## To be done
Each record is to be transcribed exactly.

## Extracted data entries
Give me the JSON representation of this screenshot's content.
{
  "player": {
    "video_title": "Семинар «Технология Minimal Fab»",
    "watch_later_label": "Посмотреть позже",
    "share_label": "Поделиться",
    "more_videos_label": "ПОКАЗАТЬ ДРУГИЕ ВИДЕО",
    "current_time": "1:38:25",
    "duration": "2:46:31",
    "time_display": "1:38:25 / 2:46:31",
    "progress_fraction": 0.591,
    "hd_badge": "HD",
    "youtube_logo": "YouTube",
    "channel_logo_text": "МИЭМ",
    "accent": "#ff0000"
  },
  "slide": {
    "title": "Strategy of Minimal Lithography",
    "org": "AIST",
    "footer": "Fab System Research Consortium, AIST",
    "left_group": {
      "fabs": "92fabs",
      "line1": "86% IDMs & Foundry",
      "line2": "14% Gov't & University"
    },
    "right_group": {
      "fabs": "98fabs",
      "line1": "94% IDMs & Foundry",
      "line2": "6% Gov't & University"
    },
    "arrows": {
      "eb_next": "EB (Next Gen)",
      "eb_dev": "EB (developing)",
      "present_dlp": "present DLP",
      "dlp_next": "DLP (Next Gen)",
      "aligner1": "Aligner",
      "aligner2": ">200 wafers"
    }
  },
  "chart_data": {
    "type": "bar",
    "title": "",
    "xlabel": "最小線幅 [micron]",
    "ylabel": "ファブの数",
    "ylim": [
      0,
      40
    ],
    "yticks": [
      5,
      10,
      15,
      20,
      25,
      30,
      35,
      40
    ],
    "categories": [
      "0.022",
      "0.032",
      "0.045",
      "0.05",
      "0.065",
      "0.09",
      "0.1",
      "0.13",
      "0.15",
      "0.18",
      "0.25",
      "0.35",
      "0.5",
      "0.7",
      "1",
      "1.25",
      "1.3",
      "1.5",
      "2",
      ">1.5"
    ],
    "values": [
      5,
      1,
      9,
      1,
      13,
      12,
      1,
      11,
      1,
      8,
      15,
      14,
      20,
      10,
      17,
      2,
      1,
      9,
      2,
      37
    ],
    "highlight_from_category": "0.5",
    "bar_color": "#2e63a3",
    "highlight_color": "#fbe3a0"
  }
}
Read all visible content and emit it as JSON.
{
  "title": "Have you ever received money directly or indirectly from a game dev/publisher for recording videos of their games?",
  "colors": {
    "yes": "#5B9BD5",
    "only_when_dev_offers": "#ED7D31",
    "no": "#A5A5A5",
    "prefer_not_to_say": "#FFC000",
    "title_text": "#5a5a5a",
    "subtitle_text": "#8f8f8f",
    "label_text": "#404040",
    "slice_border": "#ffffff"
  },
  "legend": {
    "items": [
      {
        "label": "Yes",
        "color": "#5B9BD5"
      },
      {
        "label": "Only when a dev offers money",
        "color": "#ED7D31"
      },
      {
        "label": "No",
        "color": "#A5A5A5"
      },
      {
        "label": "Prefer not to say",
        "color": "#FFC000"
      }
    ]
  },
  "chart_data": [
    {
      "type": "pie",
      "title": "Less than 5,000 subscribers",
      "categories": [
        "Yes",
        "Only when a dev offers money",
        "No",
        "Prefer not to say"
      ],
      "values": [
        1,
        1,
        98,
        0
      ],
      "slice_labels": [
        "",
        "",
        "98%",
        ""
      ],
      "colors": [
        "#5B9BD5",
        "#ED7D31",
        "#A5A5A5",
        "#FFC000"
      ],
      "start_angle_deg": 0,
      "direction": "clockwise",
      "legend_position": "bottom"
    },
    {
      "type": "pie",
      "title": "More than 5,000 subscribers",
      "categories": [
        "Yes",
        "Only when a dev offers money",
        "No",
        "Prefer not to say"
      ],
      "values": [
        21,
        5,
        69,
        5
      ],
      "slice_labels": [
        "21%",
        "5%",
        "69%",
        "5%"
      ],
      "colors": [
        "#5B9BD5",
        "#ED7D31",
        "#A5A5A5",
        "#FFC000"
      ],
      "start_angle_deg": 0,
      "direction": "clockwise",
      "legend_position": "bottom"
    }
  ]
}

## Output for this task
Give me the JSON representation of this screenshot's content.
{
  "player": {
    "video_title": "Семинар «Технология Minimal Fab»",
    "watch_later_label": "Посмотреть позже",
    "share_label": "Поделиться",
    "more_videos_label": "ПОКАЗАТЬ ДРУГИЕ ВИДЕО",
    "current_time": "1:38:25",
    "duration": "2:46:31",
    "time_display": "1:38:25 / 2:46:31",
    "progress_fraction": 0.591,
    "hd_badge": "HD",
    "youtube_logo": "YouTube",
    "channel_logo_text": "МИЭМ",
    "accent": "#ff0000"
  },
  "slide": {
    "title": "Strategy of Minimal Lithography",
    "org": "AIST",
    "footer": "Fab System Research Consortium, AIST",
    "left_group": {
      "fabs": "92fabs",
      "line1": "86% IDMs & Foundry",
      "line2": "14% Gov't & University"
    },
    "right_group": {
      "fabs": "98fabs",
      "line1": "94% IDMs & Foundry",
      "line2": "6% Gov't & University"
    },
    "arrows": {
      "eb_next": "EB (Next Gen)",
      "eb_dev": "EB (developing)",
      "present_dlp": "present DLP",
      "dlp_next": "DLP (Next Gen)",
      "aligner1": "Aligner",
      "aligner2": ">200 wafers"
    }
  },
  "chart_data": {
    "type": "bar",
    "title": "",
    "xlabel": "最小線幅 [micron]",
    "ylabel": "ファブの数",
    "ylim": [
      0,
      40
    ],
    "yticks": [
      5,
      10,
      15,
      20,
      25,
      30,
      35,
      40
    ],
    "categories": [
      "0.022",
      "0.032",
      "0.045",
      "0.05",
      "0.065",
      "0.09",
      "0.1",
      "0.13",
      "0.15",
      "0.18",
      "0.25",
      "0.35",
      "0.5",
      "0.7",
      "1",
      "1.25",
      "1.3",
      "1.5",
      "2",
      ">1.5"
    ],
    "values": [
      5,
      1,
      9,
      1,
      13,
      12,
      1,
      11,
      1,
      8,
      15,
      14,
      20,
      10,
      17,
      2,
      1,
      9,
      2,
      37
    ],
    "highlight_from_category": "0.5",
    "bar_color": "#2e63a3",
    "highlight_color": "#fbe3a0"
  }
}
Read all visible content and emit it as JSON.
{
  "title": "Have you ever received money directly or indirectly from a game dev/publisher for recording videos of their games?",
  "colors": {
    "yes": "#5B9BD5",
    "only_when_dev_offers": "#ED7D31",
    "no": "#A5A5A5",
    "prefer_not_to_say": "#FFC000",
    "title_text": "#5a5a5a",
    "subtitle_text": "#8f8f8f",
    "label_text": "#404040",
    "slice_border": "#ffffff"
  },
  "legend": {
    "items": [
      {
        "label": "Yes",
        "color": "#5B9BD5"
      },
      {
        "label": "Only when a dev offers money",
        "color": "#ED7D31"
      },
      {
        "label": "No",
        "color": "#A5A5A5"
      },
      {
        "label": "Prefer not to say",
        "color": "#FFC000"
      }
    ]
  },
  "chart_data": [
    {
      "type": "pie",
      "title": "Less than 5,000 subscribers",
      "categories": [
        "Yes",
        "Only when a dev offers money",
        "No",
        "Prefer not to say"
      ],
      "values": [
        1,
        1,
        98,
        0
      ],
      "slice_labels": [
        "",
        "",
        "98%",
        ""
      ],
      "colors": [
        "#5B9BD5",
        "#ED7D31",
        "#A5A5A5",
        "#FFC000"
      ],
      "start_angle_deg": 0,
      "direction": "clockwise",
      "legend_position": "bottom"
    },
    {
      "type": "pie",
      "title": "More than 5,000 subscribers",
      "categories": [
        "Yes",
        "Only when a dev offers money",
        "No",
        "Prefer not to say"
      ],
      "values": [
        21,
        5,
        69,
        5
      ],
      "slice_labels": [
        "21%",
        "5%",
        "69%",
        "5%"
      ],
      "colors": [
        "#5B9BD5",
        "#ED7D31",
        "#A5A5A5",
        "#FFC000"
      ],
      "start_angle_deg": 0,
      "direction": "clockwise",
      "legend_position": "bottom"
    }
  ]
}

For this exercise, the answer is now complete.